> _Text block_
------------

Class separability depends strongly on intra-class consistency. Signs that differ in starting position, motion speed, or hand orientation produce more dispersed embeddings and thus reduce prototype compactness; this variation is intrinsic to LSA64, where different signers sometimes modify the same sign’s execution. For instance, signs “027”, “056”, “063” and “064” show variation in handshape, signing height, finishing position, and temporal execution speed, occasionally accompanied by non-manual cues (e.g. facial expressions) that may mislead the model. UMAP visualization (McInnes
et al.,
2020) of test embeddings confirms this: several classes form distinct clusters, yet visually similar gestures such as “050”, “054”, “056” and “063” overlap (Fig.
5). These overlaps are echoed in the confusion matrix (e.g. 14 of 50 samples from “056” misclassified as “063”, Fig.
4), indicating that visual/temporal inconsistencies (including subtle non-manual cues) are primary confusion sources. A similar behaviour is observed for class “054”, where 8 out of 50 samples are misclassified as “050”. In addition, a single sample from class “064” is incorrectly predicted as “027”. These misclassifications are reflected in the UMAP projection of the test subset (Fig.

------------

> _Provided records_
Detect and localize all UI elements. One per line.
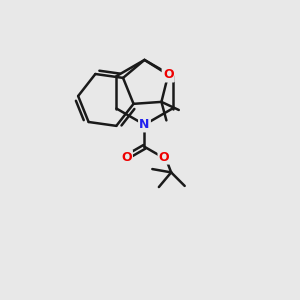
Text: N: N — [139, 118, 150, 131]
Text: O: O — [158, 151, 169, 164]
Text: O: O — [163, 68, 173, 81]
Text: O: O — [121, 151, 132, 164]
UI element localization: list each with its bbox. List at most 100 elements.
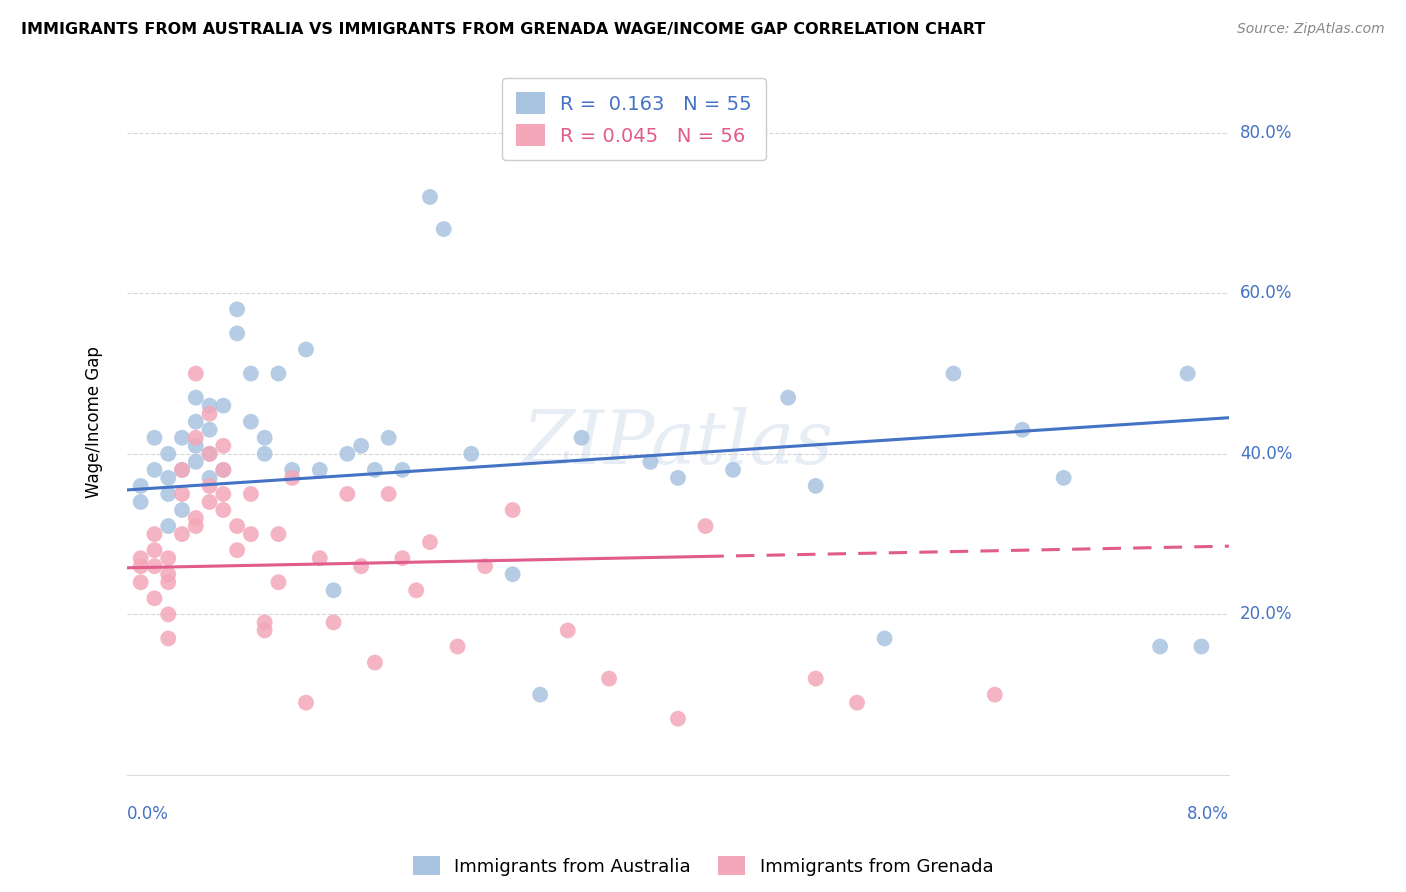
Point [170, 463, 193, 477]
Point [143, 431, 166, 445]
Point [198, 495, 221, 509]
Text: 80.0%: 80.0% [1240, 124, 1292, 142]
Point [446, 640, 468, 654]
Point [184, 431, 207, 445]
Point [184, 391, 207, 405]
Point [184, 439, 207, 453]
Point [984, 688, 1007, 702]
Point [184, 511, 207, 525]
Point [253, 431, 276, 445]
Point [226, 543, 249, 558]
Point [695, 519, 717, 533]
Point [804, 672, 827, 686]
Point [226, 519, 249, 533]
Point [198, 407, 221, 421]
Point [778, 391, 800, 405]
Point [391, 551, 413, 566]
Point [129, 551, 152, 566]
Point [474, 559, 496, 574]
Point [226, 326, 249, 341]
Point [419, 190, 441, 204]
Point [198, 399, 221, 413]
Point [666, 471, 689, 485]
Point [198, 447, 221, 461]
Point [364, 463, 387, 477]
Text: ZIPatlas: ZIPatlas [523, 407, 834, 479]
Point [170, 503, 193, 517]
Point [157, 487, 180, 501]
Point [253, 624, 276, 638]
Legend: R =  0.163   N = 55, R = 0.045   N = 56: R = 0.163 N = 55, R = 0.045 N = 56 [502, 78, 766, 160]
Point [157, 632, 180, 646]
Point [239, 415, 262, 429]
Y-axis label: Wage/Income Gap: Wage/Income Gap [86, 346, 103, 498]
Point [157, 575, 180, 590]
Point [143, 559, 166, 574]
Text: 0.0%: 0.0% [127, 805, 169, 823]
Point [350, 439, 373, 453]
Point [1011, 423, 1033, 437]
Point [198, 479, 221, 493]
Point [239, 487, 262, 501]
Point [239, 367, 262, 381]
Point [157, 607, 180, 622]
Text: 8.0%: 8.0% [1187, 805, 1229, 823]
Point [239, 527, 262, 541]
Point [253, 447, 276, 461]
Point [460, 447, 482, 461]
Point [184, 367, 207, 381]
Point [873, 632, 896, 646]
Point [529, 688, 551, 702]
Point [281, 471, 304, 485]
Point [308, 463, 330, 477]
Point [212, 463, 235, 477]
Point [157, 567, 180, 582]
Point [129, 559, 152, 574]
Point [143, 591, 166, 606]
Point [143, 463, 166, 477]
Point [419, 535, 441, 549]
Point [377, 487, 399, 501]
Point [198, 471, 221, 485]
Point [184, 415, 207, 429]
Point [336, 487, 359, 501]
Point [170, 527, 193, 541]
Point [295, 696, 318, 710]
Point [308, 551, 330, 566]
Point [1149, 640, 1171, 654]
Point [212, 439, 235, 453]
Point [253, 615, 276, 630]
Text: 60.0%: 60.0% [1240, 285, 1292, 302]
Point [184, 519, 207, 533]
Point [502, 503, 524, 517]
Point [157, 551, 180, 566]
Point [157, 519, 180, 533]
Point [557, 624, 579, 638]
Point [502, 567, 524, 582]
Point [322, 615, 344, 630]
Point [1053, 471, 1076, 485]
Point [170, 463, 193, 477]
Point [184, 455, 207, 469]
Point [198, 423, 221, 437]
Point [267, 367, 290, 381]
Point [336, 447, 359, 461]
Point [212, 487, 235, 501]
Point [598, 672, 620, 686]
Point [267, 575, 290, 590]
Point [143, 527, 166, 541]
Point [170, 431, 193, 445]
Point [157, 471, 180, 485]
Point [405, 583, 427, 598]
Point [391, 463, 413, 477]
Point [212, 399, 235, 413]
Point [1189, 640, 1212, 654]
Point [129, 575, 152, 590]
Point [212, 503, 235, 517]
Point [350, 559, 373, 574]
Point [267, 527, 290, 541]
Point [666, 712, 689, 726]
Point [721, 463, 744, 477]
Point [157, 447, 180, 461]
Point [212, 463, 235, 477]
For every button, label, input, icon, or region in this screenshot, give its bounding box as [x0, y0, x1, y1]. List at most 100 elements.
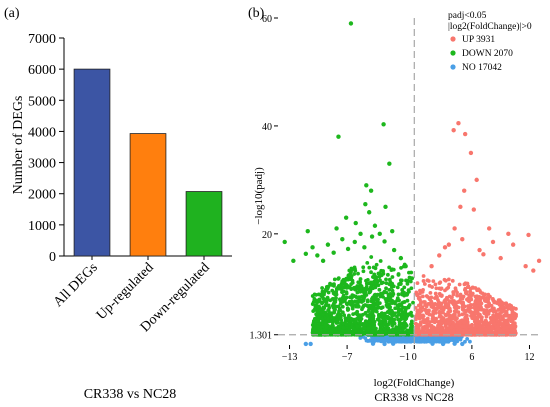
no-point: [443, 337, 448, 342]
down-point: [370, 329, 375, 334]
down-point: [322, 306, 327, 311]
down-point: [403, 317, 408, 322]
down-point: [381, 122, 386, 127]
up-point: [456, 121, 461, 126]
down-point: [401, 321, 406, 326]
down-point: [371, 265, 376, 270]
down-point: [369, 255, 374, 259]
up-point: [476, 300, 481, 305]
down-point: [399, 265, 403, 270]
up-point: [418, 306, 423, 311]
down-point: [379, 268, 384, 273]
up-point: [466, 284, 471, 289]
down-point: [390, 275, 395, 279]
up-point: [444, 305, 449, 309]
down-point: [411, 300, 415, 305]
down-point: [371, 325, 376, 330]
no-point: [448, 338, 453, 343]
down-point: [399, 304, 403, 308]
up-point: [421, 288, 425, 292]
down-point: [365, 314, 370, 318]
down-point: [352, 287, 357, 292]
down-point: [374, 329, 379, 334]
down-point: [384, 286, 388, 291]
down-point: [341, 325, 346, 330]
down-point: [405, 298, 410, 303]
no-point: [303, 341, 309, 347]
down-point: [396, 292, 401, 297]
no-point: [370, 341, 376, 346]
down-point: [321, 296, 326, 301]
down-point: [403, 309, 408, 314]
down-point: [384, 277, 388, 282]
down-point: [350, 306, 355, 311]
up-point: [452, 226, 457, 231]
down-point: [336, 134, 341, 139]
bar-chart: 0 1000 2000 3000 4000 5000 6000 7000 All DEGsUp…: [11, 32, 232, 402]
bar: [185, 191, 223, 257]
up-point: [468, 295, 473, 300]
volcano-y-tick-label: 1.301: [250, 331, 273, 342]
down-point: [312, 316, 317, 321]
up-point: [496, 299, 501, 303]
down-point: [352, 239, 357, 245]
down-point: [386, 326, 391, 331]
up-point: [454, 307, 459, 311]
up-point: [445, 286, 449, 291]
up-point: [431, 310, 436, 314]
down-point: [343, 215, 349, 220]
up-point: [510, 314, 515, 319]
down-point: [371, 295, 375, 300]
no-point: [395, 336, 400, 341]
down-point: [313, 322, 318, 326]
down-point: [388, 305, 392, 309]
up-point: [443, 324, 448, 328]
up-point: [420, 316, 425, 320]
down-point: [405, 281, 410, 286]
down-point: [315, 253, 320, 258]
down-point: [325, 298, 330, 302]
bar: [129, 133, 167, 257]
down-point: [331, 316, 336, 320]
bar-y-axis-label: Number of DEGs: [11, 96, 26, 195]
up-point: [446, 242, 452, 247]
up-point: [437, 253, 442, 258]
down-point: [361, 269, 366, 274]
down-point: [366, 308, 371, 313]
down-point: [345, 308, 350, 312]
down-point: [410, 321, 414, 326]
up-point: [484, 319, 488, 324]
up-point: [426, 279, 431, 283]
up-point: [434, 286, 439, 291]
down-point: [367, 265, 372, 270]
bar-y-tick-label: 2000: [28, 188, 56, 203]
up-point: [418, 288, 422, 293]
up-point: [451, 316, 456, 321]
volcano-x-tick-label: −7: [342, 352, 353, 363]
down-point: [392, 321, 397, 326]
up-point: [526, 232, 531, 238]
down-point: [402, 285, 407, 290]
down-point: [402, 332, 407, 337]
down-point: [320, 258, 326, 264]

------------

Can you carry on the passage above about confused signs in LSA64 from the point where it stops?

> _Result below_
5), where the clusters corresponding to classes “054” and “050”, as well as “056” and “063”, are located in close proximity and partially overlap. A comparable overlap is visible between classes “027” and “064”; however, in this case only one misclassification occurs. This indicates that, for some class pairs, embeddings remain close to their class prototype, while for others (e.g. “054” vs. “050”), increased intra-class spread causes some samples to lie nearer to neighbouring clusters, resulting in higher confusion. While the 2-D UMAP projection validates qualitative cluster structure, it can distort some 128-dimensional relationships; stronger high-dimensional evaluation metrics would complement these visualizations. Finally, the few-shot episodic sampling, where only a subset of classes appears per episode, can limit prototype refinement because not all samples contribute to prototype updates. Beyond the detailed analysis of the SlowFast model, the comparative evaluation presented in Table
6 offers additional insight into the behaviour of different spatiotemporal architectures under the prototypical few-shot learning framework. Among all evaluated models, SlowFast architecture achieves the highest classification accuracy (94.33%) together with the most favorable prototype-based metrics, including the lowest Prototype–Class Distance Ratio (PCDR) and the highest Prototype Reliability Coefficient (PRC). These results suggest that the embeddings produced by the SlowFast model form both compact intra-class clusters and well-separated inter-class boundaries, which is especially beneficial for prototype-based classification.
However, an exception is observed in the Intra-Class Distance Ratio (ICDR), where the I3D model achieves the lowest value. This suggests that, although I3D produces relatively compact clusters within individual classes, the separation between different class prototypes is less pronounced compared to SlowFast architecture. Consequently, the overall classification accuracy remains lower despite favourable intra-class compactness. This shows that both intra-class consistency and inter-class separation are important when assessing embedding quality in prototype-based learning.
The comparison also reveals the influence of the episodic configuration $(N,K,Q)$ on model performance. In few-shot learning, the number of support samples per class plays a crucial role in prototype estimation, as prototypes are constructed by averaging the embeddings of the support examples. Experiments conducted with larger support sets generally lead to more stable prototype representations and improved classification performance. This trend can be observed when comparing the SlowFast model configuration (5–3–2) with settings involving fewer samples per class, where a reduction in accuracy is evident.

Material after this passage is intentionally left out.